#### Brief:
Sort through the data and copy the lines holding the word "name".

----- Exercise inputs

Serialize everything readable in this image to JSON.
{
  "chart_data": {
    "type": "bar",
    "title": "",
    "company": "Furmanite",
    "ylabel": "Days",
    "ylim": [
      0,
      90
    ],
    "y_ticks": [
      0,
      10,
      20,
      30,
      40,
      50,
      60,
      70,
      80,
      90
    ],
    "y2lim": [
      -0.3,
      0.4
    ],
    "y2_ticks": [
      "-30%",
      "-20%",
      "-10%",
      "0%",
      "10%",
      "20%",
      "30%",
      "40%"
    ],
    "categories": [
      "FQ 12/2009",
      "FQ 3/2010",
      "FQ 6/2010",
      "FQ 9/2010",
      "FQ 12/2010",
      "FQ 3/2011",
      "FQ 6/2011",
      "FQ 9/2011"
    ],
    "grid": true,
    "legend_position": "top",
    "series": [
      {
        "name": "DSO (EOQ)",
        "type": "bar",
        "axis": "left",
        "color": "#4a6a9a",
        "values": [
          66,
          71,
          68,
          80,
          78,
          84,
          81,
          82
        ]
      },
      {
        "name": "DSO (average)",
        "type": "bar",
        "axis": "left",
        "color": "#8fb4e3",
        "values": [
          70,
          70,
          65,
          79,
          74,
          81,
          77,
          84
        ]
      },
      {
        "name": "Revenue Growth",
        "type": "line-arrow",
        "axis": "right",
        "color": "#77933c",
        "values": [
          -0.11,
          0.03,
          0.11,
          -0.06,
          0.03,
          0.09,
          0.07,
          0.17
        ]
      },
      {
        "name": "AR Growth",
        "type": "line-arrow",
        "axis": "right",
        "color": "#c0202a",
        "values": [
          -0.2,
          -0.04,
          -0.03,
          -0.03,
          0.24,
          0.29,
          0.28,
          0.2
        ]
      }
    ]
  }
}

----------

#### Exercise output:
        "name": "DSO (EOQ)",
        "name": "DSO (average)",
        "name": "Revenue Growth",
        "name": "AR Growth",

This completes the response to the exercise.